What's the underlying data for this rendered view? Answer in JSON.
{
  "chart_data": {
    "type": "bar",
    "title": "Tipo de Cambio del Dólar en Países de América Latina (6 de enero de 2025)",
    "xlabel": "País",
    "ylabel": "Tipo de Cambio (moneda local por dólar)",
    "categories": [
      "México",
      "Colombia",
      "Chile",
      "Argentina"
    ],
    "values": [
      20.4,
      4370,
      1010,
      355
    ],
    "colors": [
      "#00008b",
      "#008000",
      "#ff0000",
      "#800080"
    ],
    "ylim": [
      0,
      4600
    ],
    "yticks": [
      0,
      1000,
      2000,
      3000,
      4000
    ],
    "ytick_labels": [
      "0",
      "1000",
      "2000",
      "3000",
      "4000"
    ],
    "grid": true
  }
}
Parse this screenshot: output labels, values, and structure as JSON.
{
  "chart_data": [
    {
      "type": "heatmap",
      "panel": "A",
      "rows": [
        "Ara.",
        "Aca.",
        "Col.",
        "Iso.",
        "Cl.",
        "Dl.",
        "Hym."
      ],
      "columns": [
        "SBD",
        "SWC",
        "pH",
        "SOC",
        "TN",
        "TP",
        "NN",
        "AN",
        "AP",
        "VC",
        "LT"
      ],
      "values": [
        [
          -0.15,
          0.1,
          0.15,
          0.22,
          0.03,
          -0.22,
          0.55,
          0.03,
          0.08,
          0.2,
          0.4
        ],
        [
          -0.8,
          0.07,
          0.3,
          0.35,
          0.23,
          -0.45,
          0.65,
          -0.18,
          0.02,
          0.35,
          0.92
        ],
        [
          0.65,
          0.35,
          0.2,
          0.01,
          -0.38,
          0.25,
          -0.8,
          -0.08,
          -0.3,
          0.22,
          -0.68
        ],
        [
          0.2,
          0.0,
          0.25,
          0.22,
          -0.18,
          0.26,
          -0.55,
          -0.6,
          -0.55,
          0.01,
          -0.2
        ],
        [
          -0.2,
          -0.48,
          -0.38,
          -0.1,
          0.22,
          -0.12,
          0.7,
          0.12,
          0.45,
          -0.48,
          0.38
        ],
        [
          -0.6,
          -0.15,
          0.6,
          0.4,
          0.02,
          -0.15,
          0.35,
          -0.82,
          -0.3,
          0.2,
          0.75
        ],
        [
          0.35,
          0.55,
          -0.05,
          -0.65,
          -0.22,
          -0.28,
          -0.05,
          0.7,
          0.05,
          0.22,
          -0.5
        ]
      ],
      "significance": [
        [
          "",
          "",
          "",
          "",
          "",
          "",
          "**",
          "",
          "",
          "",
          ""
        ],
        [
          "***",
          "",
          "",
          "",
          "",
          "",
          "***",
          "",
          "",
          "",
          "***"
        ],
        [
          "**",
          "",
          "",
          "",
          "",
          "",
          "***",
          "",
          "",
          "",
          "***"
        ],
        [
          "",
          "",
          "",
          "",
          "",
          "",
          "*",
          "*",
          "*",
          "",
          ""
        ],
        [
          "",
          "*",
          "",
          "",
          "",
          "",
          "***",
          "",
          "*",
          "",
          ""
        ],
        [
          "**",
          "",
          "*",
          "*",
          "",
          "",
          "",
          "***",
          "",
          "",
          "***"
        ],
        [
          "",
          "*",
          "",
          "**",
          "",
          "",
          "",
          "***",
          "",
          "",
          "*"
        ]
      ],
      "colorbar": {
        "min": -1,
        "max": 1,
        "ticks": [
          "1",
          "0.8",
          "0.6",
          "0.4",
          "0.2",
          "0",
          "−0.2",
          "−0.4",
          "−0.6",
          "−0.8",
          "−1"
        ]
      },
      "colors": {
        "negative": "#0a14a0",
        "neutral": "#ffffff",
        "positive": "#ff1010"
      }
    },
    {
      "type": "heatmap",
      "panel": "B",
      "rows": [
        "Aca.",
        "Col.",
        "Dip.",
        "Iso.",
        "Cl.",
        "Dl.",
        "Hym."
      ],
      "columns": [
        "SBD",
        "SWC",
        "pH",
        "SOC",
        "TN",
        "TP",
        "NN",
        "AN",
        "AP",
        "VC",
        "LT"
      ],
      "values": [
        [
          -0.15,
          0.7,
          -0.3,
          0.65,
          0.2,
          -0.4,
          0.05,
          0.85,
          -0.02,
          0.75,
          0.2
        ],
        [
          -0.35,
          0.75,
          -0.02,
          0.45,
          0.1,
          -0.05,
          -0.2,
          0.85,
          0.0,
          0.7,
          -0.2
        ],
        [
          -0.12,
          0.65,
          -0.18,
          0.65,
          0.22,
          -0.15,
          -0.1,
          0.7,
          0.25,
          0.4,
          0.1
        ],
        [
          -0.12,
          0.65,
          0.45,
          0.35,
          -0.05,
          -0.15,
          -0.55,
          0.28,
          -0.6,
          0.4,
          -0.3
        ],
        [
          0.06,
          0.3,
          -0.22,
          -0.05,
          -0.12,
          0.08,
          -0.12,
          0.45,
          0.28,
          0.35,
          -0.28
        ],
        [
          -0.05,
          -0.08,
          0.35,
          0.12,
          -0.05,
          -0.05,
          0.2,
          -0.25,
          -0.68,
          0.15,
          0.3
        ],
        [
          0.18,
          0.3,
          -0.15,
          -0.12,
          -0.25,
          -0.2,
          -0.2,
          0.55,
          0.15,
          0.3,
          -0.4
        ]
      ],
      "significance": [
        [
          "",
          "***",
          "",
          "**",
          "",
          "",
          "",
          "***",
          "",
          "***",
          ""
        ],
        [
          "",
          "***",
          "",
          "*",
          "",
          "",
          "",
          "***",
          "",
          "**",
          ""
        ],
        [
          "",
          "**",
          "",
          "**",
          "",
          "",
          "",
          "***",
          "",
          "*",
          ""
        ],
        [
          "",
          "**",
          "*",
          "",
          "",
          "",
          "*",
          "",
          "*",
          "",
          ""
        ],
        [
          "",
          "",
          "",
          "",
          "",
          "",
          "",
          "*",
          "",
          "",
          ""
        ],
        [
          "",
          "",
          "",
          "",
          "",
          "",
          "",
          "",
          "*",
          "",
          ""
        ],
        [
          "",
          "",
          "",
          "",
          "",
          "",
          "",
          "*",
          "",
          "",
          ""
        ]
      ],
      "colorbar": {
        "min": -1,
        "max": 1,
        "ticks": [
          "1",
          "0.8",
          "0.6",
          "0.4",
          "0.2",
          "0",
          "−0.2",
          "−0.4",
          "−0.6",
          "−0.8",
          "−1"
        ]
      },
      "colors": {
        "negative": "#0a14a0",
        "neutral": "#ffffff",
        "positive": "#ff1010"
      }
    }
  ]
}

--------------------------------------------------

> [OBJECTIVE] Return all of the data word for word.

> [REPLY]
What's the underlying data for this rendered view? Answer in JSON.
{
  "chart_data": {
    "type": "bar",
    "title": "Tipo de Cambio del Dólar en Países de América Latina (6 de enero de 2025)",
    "xlabel": "País",
    "ylabel": "Tipo de Cambio (moneda local por dólar)",
    "categories": [
      "México",
      "Colombia",
      "Chile",
      "Argentina"
    ],
    "values": [
      20.4,
      4370,
      1010,
      355
    ],
    "colors": [
      "#00008b",
      "#008000",
      "#ff0000",
      "#800080"
    ],
    "ylim": [
      0,
      4600
    ],
    "yticks": [
      0,
      1000,
      2000,
      3000,
      4000
    ],
    "ytick_labels": [
      "0",
      "1000",
      "2000",
      "3000",
      "4000"
    ],
    "grid": true
  }
}
Parse this screenshot: output labels, values, and structure as JSON.
{
  "chart_data": [
    {
      "type": "heatmap",
      "panel": "A",
      "rows": [
        "Ara.",
        "Aca.",
        "Col.",
        "Iso.",
        "Cl.",
        "Dl.",
        "Hym."
      ],
      "columns": [
        "SBD",
        "SWC",
        "pH",
        "SOC",
        "TN",
        "TP",
        "NN",
        "AN",
        "AP",
        "VC",
        "LT"
      ],
      "values": [
        [
          -0.15,
          0.1,
          0.15,
          0.22,
          0.03,
          -0.22,
          0.55,
          0.03,
          0.08,
          0.2,
          0.4
        ],
        [
          -0.8,
          0.07,
          0.3,
          0.35,
          0.23,
          -0.45,
          0.65,
          -0.18,
          0.02,
          0.35,
          0.92
        ],
        [
          0.65,
          0.35,
          0.2,
          0.01,
          -0.38,
          0.25,
          -0.8,
          -0.08,
          -0.3,
          0.22,
          -0.68
        ],
        [
          0.2,
          0.0,
          0.25,
          0.22,
          -0.18,
          0.26,
          -0.55,
          -0.6,
          -0.55,
          0.01,
          -0.2
        ],
        [
          -0.2,
          -0.48,
          -0.38,
          -0.1,
          0.22,
          -0.12,
          0.7,
          0.12,
          0.45,
          -0.48,
          0.38
        ],
        [
          -0.6,
          -0.15,
          0.6,
          0.4,
          0.02,
          -0.15,
          0.35,
          -0.82,
          -0.3,
          0.2,
          0.75
        ],
        [
          0.35,
          0.55,
          -0.05,
          -0.65,
          -0.22,
          -0.28,
          -0.05,
          0.7,
          0.05,
          0.22,
          -0.5
        ]
      ],
      "significance": [
        [
          "",
          "",
          "",
          "",
          "",
          "",
          "**",
          "",
          "",
          "",
          ""
        ],
        [
          "***",
          "",
          "",
          "",
          "",
          "",
          "***",
          "",
          "",
          "",
          "***"
        ],
        [
          "**",
          "",
          "",
          "",
          "",
          "",
          "***",
          "",
          "",
          "",
          "***"
        ],
        [
          "",
          "",
          "",
          "",
          "",
          "",
          "*",
          "*",
          "*",
          "",
          ""
        ],
        [
          "",
          "*",
          "",
          "",
          "",
          "",
          "***",
          "",
          "*",
          "",
          ""
        ],
        [
          "**",
          "",
          "*",
          "*",
          "",
          "",
          "",
          "***",
          "",
          "",
          "***"
        ],
        [
          "",
          "*",
          "",
          "**",
          "",
          "",
          "",
          "***",
          "",
          "",
          "*"
        ]
      ],
      "colorbar": {
        "min": -1,
        "max": 1,
        "ticks": [
          "1",
          "0.8",
          "0.6",
          "0.4",
          "0.2",
          "0",
          "−0.2",
          "−0.4",
          "−0.6",
          "−0.8",
          "−1"
        ]
      },
      "colors": {
        "negative": "#0a14a0",
        "neutral": "#ffffff",
        "positive": "#ff1010"
      }
    },
    {
      "type": "heatmap",
      "panel": "B",
      "rows": [
        "Aca.",
        "Col.",
        "Dip.",
        "Iso.",
        "Cl.",
        "Dl.",
        "Hym."
      ],
      "columns": [
        "SBD",
        "SWC",
        "pH",
        "SOC",
        "TN",
        "TP",
        "NN",
        "AN",
        "AP",
        "VC",
        "LT"
      ],
      "values": [
        [
          -0.15,
          0.7,
          -0.3,
          0.65,
          0.2,
          -0.4,
          0.05,
          0.85,
          -0.02,
          0.75,
          0.2
        ],
        [
          -0.35,
          0.75,
          -0.02,
          0.45,
          0.1,
          -0.05,
          -0.2,
          0.85,
          0.0,
          0.7,
          -0.2
        ],
        [
          -0.12,
          0.65,
          -0.18,
          0.65,
          0.22,
          -0.15,
          -0.1,
          0.7,
          0.25,
          0.4,
          0.1
        ],
        [
          -0.12,
          0.65,
          0.45,
          0.35,
          -0.05,
          -0.15,
          -0.55,
          0.28,
          -0.6,
          0.4,
          -0.3
        ],
        [
          0.06,
          0.3,
          -0.22,
          -0.05,
          -0.12,
          0.08,
          -0.12,
          0.45,
          0.28,
          0.35,
          -0.28
        ],
        [
          -0.05,
          -0.08,
          0.35,
          0.12,
          -0.05,
          -0.05,
          0.2,
          -0.25,
          -0.68,
          0.15,
          0.3
        ],
        [
          0.18,
          0.3,
          -0.15,
          -0.12,
          -0.25,
          -0.2,
          -0.2,
          0.55,
          0.15,
          0.3,
          -0.4
        ]
      ],
      "significance": [
        [
          "",
          "***",
          "",
          "**",
          "",
          "",
          "",
          "***",
          "",
          "***",
          ""
        ],
        [
          "",
          "***",
          "",
          "*",
          "",
          "",
          "",
          "***",
          "",
          "**",
          ""
        ],
        [
          "",
          "**",
          "",
          "**",
          "",
          "",
          "",
          "***",
          "",
          "*",
          ""
        ],
        [
          "",
          "**",
          "*",
          "",
          "",
          "",
          "*",
          "",
          "*",
          "",
          ""
        ],
        [
          "",
          "",
          "",
          "",
          "",
          "",
          "",
          "*",
          "",
          "",
          ""
        ],
        [
          "",
          "",
          "",
          "",
          "",
          "",
          "",
          "",
          "*",
          "",
          ""
        ],
        [
          "",
          "",
          "",
          "",
          "",
          "",
          "",
          "*",
          "",
          "",
          ""
        ]
      ],
      "colorbar": {
        "min": -1,
        "max": 1,
        "ticks": [
          "1",
          "0.8",
          "0.6",
          "0.4",
          "0.2",
          "0",
          "−0.2",
          "−0.4",
          "−0.6",
          "−0.8",
          "−1"
        ]
      },
      "colors": {
        "negative": "#0a14a0",
        "neutral": "#ffffff",
        "positive": "#ff1010"
      }
    }
  ]
}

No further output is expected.